> _TO DO_:
Print all entries precisely as they are written.

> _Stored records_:
·····
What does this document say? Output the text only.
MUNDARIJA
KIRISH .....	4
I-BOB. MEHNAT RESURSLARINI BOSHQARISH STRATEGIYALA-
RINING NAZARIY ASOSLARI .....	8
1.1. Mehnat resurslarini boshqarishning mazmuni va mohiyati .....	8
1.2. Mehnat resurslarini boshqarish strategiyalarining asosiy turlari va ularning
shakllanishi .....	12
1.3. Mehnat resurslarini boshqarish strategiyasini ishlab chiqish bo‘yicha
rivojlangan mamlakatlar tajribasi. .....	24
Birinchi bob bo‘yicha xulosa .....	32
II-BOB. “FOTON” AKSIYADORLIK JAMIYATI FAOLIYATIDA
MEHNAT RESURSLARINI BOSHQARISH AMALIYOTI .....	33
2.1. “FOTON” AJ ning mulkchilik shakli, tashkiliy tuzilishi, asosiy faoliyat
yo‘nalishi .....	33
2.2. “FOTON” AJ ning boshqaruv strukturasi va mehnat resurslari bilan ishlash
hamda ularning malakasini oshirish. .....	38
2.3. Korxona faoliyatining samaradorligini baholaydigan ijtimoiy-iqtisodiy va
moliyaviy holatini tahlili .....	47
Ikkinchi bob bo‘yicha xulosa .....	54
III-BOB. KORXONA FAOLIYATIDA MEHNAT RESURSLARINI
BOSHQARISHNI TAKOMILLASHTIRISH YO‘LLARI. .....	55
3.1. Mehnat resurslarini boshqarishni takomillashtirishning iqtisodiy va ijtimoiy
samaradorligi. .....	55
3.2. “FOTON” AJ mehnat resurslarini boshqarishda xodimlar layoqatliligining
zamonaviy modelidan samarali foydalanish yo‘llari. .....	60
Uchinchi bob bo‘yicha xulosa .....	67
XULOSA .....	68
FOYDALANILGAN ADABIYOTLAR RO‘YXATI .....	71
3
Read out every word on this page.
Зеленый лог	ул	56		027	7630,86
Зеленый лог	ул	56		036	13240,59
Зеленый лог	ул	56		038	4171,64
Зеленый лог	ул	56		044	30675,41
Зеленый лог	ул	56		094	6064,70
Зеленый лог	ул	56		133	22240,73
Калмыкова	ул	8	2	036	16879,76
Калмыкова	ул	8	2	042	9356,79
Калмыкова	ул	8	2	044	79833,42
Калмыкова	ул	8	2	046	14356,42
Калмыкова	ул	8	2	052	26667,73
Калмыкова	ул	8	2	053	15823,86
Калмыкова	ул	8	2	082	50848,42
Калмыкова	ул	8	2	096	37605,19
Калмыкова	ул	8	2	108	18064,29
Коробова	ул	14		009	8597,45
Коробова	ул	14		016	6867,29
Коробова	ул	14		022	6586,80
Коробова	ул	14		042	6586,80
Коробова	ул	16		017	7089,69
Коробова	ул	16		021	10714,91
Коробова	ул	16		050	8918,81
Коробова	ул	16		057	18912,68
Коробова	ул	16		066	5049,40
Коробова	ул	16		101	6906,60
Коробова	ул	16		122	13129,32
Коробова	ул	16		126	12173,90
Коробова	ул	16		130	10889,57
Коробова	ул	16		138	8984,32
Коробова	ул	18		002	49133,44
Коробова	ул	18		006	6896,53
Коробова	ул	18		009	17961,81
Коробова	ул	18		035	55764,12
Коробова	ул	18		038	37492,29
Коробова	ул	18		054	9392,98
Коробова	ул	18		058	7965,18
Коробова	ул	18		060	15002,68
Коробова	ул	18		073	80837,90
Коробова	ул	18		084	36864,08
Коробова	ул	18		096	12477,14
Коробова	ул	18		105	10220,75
·····
> _CORRECT RESPONSE_:
What does this document say? Output the text only.
MUNDARIJA
KIRISH .....	4
I-BOB. MEHNAT RESURSLARINI BOSHQARISH STRATEGIYALA-
RINING NAZARIY ASOSLARI .....	8
1.1. Mehnat resurslarini boshqarishning mazmuni va mohiyati .....	8
1.2. Mehnat resurslarini boshqarish strategiyalarining asosiy turlari va ularning
shakllanishi .....	12
1.3. Mehnat resurslarini boshqarish strategiyasini ishlab chiqish bo‘yicha
rivojlangan mamlakatlar tajribasi. .....	24
Birinchi bob bo‘yicha xulosa .....	32
II-BOB. “FOTON” AKSIYADORLIK JAMIYATI FAOLIYATIDA
MEHNAT RESURSLARINI BOSHQARISH AMALIYOTI .....	33
2.1. “FOTON” AJ ning mulkchilik shakli, tashkiliy tuzilishi, asosiy faoliyat
yo‘nalishi .....	33
2.2. “FOTON” AJ ning boshqaruv strukturasi va mehnat resurslari bilan ishlash
hamda ularning malakasini oshirish. .....	38
2.3. Korxona faoliyatining samaradorligini baholaydigan ijtimoiy-iqtisodiy va
moliyaviy holatini tahlili .....	47
Ikkinchi bob bo‘yicha xulosa .....	54
III-BOB. KORXONA FAOLIYATIDA MEHNAT RESURSLARINI
BOSHQARISHNI TAKOMILLASHTIRISH YO‘LLARI. .....	55
3.1. Mehnat resurslarini boshqarishni takomillashtirishning iqtisodiy va ijtimoiy
samaradorligi. .....	55
3.2. “FOTON” AJ mehnat resurslarini boshqarishda xodimlar layoqatliligining
zamonaviy modelidan samarali foydalanish yo‘llari. .....	60
Uchinchi bob bo‘yicha xulosa .....	67
XULOSA .....	68
FOYDALANILGAN ADABIYOTLAR RO‘YXATI .....	71
3
Read out every word on this page.
Зеленый лог	ул	56		027	7630,86
Зеленый лог	ул	56		036	13240,59
Зеленый лог	ул	56		038	4171,64
Зеленый лог	ул	56		044	30675,41
Зеленый лог	ул	56		094	6064,70
Зеленый лог	ул	56		133	22240,73
Калмыкова	ул	8	2	036	16879,76
Калмыкова	ул	8	2	042	9356,79
Калмыкова	ул	8	2	044	79833,42
Калмыкова	ул	8	2	046	14356,42
Калмыкова	ул	8	2	052	26667,73
Калмыкова	ул	8	2	053	15823,86
Калмыкова	ул	8	2	082	50848,42
Калмыкова	ул	8	2	096	37605,19
Калмыкова	ул	8	2	108	18064,29
Коробова	ул	14		009	8597,45
Коробова	ул	14		016	6867,29
Коробова	ул	14		022	6586,80
Коробова	ул	14		042	6586,80
Коробова	ул	16		017	7089,69
Коробова	ул	16		021	10714,91
Коробова	ул	16		050	8918,81
Коробова	ул	16		057	18912,68
Коробова	ул	16		066	5049,40
Коробова	ул	16		101	6906,60
Коробова	ул	16		122	13129,32
Коробова	ул	16		126	12173,90
Коробова	ул	16		130	10889,57
Коробова	ул	16		138	8984,32
Коробова	ул	18		002	49133,44
Коробова	ул	18		006	6896,53
Коробова	ул	18		009	17961,81
Коробова	ул	18		035	55764,12
Коробова	ул	18		038	37492,29
Коробова	ул	18		054	9392,98
Коробова	ул	18		058	7965,18
Коробова	ул	18		060	15002,68
Коробова	ул	18		073	80837,90
Коробова	ул	18		084	36864,08
Коробова	ул	18		096	12477,14
Коробова	ул	18		105	10220,75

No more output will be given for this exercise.